- What is asked -
Search the data for the string "this" and extract every line where it appears.

### Records provided

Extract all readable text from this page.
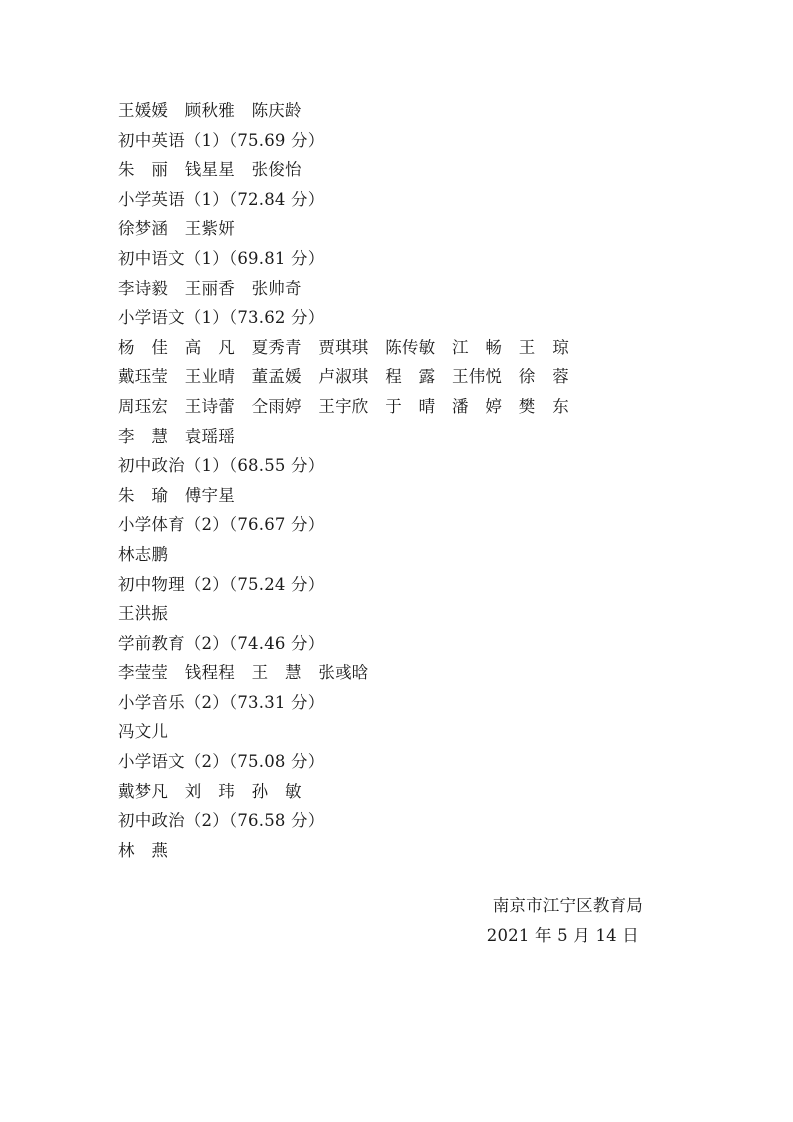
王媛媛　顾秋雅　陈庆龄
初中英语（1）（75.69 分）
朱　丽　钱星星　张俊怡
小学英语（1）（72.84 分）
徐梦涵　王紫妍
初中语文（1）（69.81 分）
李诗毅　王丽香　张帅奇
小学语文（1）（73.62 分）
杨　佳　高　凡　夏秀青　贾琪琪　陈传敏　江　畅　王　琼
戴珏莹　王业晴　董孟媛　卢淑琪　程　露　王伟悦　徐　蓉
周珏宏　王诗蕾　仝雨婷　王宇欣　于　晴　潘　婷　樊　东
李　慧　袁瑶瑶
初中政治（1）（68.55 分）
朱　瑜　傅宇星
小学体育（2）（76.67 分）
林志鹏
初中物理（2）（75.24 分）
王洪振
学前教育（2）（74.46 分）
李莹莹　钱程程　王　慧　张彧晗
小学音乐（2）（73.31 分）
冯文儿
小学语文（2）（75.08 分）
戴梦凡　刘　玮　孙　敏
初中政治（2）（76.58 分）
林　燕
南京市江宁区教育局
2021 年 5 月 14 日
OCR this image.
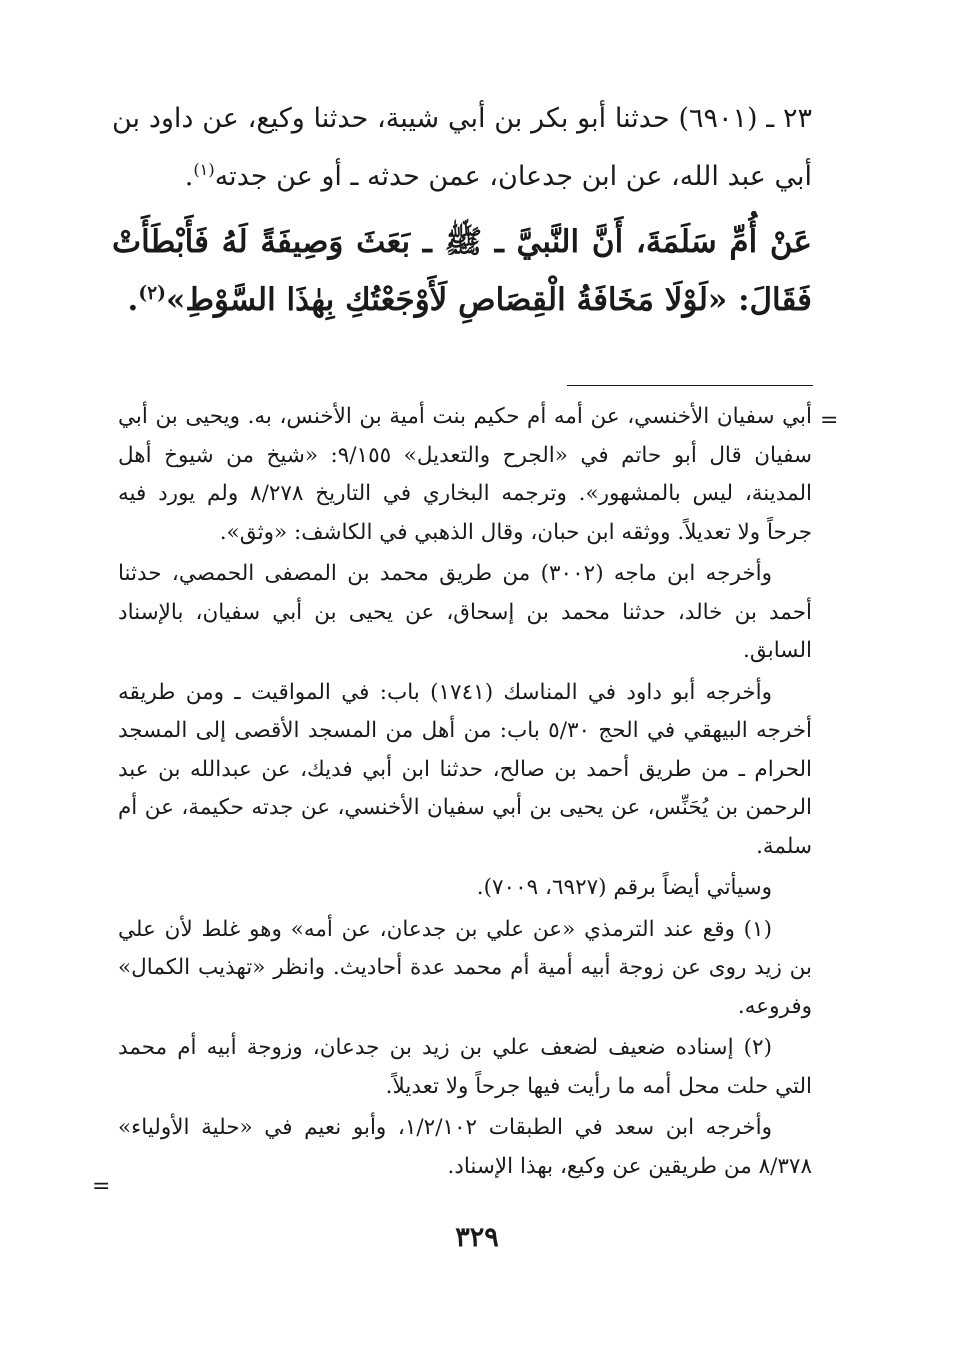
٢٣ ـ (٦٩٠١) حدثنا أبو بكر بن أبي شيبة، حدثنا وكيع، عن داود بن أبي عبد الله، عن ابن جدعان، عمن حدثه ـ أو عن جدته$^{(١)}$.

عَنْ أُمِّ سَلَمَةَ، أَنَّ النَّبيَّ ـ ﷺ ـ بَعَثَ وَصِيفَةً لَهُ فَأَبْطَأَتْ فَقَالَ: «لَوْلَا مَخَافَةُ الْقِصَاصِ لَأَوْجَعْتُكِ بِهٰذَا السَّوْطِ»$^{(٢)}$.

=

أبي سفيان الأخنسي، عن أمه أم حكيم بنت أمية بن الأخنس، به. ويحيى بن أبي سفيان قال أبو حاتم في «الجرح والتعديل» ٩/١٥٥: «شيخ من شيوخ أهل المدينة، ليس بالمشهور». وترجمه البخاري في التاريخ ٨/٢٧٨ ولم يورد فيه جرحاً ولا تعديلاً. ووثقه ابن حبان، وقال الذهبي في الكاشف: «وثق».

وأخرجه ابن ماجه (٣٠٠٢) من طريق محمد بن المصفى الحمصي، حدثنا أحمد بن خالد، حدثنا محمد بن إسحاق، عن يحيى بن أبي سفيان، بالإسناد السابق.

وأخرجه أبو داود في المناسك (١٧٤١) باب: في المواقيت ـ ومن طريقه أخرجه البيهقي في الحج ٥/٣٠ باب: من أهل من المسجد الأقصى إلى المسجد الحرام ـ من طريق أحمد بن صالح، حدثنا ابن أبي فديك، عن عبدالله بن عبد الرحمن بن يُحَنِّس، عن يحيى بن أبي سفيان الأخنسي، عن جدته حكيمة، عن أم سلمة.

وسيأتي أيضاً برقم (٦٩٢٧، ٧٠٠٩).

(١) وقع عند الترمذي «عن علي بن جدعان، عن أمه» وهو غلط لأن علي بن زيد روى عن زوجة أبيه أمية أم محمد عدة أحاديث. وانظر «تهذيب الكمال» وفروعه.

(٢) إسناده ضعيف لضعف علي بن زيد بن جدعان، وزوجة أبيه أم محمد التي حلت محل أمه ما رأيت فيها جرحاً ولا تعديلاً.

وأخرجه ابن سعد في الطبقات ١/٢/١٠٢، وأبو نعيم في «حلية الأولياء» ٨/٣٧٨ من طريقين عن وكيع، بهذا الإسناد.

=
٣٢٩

######

- Worked answer -
Extract all readable text from this page.
OCR this image.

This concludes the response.